— START OF MATERIAL PROVIDED —

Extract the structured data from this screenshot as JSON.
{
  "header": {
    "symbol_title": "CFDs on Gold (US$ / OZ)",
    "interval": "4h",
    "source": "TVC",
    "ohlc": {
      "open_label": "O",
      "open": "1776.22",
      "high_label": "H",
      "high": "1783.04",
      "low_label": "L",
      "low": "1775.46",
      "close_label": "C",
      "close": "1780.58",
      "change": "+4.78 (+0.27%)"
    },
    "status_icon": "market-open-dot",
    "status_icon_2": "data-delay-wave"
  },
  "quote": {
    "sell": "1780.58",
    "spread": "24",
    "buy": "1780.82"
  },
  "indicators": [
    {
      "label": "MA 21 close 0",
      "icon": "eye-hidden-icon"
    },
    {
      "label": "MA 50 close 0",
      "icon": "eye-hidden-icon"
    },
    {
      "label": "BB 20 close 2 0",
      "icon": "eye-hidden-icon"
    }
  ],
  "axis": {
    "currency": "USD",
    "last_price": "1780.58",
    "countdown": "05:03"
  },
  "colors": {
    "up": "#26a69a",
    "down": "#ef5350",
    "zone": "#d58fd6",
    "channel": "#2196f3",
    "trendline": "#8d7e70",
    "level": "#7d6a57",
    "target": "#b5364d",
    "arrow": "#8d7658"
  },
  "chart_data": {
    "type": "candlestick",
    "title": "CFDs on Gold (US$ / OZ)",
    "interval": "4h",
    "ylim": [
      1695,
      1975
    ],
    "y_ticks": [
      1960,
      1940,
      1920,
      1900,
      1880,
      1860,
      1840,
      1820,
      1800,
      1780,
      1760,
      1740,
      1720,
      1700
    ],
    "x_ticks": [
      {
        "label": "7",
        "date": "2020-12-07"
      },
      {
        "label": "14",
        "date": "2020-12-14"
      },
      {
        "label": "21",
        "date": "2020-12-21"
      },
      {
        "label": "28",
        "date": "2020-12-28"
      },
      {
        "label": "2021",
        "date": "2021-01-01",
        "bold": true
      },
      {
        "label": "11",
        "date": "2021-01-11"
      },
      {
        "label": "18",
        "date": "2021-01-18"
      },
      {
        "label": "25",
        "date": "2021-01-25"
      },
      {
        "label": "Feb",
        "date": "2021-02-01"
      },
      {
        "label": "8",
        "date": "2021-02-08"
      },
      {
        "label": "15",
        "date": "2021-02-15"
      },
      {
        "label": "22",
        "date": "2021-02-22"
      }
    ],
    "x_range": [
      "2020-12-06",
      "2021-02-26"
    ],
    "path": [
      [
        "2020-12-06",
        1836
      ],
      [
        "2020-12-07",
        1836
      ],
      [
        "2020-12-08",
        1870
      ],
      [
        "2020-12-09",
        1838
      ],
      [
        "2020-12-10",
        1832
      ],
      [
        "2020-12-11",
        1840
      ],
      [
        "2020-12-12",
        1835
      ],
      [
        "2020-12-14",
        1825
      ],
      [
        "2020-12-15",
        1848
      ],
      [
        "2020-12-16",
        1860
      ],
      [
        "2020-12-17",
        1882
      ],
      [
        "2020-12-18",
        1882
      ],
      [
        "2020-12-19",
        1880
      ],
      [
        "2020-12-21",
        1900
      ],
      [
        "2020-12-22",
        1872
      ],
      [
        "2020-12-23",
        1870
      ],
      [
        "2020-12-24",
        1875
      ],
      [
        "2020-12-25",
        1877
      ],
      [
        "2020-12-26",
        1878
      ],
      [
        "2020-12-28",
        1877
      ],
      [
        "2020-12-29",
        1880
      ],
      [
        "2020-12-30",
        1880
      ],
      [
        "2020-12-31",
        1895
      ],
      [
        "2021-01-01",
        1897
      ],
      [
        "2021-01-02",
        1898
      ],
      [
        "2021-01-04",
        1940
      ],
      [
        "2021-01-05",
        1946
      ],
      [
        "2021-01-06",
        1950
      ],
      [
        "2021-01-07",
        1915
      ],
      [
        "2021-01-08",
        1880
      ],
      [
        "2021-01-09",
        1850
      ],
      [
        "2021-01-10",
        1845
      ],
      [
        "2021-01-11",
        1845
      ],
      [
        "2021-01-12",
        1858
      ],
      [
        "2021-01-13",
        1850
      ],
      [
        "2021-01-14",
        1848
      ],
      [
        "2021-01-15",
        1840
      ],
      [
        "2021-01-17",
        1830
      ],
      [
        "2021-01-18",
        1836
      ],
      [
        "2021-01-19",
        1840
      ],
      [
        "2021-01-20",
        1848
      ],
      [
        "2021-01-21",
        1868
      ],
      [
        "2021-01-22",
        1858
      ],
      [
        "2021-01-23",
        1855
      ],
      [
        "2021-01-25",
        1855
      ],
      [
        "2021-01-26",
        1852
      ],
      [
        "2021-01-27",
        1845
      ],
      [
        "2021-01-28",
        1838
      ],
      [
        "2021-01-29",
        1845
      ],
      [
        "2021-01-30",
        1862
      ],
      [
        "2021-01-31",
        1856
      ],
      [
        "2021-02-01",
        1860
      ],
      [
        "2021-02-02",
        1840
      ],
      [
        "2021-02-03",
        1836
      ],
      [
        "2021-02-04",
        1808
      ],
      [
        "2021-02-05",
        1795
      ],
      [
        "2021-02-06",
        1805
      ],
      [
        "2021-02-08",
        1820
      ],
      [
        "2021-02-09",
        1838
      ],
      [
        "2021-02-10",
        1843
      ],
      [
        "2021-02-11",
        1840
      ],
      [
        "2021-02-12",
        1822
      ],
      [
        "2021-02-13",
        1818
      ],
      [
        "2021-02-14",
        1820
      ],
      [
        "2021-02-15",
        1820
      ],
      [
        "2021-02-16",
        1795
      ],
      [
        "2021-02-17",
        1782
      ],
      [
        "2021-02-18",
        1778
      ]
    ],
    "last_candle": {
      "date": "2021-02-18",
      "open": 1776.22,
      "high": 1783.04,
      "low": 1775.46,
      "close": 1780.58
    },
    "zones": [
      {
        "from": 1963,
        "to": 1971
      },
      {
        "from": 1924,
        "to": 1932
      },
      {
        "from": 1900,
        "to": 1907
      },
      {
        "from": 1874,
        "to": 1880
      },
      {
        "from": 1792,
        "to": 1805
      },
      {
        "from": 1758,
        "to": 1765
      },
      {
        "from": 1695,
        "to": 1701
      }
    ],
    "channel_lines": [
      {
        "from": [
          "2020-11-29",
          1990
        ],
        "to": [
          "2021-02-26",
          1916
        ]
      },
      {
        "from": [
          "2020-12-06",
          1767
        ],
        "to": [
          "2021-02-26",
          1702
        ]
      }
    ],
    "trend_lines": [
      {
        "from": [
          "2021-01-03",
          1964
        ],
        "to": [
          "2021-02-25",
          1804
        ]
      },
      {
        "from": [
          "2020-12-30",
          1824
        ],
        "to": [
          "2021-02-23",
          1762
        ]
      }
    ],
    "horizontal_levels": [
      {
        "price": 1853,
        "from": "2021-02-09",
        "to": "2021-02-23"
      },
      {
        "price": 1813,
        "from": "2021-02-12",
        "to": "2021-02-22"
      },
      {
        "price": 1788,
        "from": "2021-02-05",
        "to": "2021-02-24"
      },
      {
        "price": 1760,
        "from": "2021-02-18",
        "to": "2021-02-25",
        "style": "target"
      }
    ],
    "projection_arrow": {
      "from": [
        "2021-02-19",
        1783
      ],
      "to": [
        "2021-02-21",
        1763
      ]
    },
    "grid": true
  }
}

— END OF MATERIAL PROVIDED —

Copy in full each line that holds the word "CFDs".

EXERCISE ANSWER:
    "symbol_title": "CFDs on Gold (US$ / OZ)",
    "title": "CFDs on Gold (US$ / OZ)",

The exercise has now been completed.